- [Supplied data]:
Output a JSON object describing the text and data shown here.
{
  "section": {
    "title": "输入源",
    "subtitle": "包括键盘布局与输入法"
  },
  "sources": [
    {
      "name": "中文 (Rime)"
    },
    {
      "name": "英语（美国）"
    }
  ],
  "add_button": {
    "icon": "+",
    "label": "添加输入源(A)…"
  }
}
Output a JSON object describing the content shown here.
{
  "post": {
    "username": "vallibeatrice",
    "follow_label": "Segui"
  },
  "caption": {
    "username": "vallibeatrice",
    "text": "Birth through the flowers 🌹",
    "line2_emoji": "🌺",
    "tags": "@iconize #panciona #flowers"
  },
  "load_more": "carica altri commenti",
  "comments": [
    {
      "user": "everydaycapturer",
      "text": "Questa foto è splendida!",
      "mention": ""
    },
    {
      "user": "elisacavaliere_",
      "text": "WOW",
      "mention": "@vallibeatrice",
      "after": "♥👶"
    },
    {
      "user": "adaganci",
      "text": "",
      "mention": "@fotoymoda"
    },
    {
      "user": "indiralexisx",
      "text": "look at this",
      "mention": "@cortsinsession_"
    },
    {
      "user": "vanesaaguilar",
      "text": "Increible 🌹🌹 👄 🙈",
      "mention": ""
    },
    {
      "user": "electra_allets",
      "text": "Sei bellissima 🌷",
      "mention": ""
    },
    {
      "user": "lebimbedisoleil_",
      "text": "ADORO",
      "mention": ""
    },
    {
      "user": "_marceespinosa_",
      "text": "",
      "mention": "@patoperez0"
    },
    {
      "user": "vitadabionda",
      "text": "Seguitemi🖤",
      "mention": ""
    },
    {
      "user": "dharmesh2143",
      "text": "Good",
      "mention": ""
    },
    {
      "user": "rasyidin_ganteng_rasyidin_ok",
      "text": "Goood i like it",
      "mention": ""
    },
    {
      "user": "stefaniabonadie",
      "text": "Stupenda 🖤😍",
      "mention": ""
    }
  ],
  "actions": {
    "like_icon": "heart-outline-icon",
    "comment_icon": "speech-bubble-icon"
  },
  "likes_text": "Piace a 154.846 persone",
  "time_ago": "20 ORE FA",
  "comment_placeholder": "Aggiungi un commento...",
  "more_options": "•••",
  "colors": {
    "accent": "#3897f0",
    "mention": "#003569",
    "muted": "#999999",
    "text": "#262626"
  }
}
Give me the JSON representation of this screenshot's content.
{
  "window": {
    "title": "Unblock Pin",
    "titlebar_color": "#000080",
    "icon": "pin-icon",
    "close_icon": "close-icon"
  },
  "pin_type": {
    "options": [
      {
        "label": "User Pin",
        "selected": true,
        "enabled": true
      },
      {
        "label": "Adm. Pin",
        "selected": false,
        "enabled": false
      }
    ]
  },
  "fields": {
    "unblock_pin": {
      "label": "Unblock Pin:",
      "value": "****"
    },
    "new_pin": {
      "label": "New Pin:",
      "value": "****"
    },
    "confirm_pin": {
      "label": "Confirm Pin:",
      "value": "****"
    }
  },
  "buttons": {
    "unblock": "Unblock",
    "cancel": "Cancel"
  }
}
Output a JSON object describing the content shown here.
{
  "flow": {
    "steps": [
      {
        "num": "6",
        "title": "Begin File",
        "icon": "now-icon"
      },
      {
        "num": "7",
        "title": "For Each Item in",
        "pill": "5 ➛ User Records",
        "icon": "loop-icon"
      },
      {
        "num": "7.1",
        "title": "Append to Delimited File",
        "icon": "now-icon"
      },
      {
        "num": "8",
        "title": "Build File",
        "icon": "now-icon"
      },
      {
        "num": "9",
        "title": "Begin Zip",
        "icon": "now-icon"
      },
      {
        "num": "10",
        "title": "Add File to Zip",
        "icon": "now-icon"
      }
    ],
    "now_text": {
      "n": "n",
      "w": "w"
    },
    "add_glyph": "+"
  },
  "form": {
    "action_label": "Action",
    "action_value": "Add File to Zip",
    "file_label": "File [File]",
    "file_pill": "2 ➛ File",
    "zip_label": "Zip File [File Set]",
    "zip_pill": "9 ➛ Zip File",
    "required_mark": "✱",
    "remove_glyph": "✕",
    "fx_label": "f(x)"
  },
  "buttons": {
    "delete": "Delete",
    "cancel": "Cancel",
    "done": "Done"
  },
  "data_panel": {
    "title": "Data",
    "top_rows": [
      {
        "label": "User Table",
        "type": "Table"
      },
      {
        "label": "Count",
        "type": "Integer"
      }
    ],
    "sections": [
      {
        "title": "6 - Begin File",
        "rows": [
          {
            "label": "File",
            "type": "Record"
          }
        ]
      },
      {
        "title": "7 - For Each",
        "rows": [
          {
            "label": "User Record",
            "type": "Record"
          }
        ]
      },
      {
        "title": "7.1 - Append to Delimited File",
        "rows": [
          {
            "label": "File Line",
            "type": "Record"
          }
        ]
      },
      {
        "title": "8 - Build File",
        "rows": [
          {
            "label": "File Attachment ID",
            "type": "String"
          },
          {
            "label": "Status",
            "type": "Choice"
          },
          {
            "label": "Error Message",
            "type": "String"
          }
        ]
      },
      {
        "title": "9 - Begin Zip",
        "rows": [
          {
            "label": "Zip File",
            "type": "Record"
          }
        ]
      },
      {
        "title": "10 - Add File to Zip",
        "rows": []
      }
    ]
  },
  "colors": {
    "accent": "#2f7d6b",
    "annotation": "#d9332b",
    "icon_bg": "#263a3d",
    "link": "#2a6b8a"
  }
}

- [Aim]:
Every line that holds the word "flowers" should be extracted.

- [Correct response]:
    "text": "Birth through the flowers 🌹",
    "tags": "@iconize #panciona #flowers"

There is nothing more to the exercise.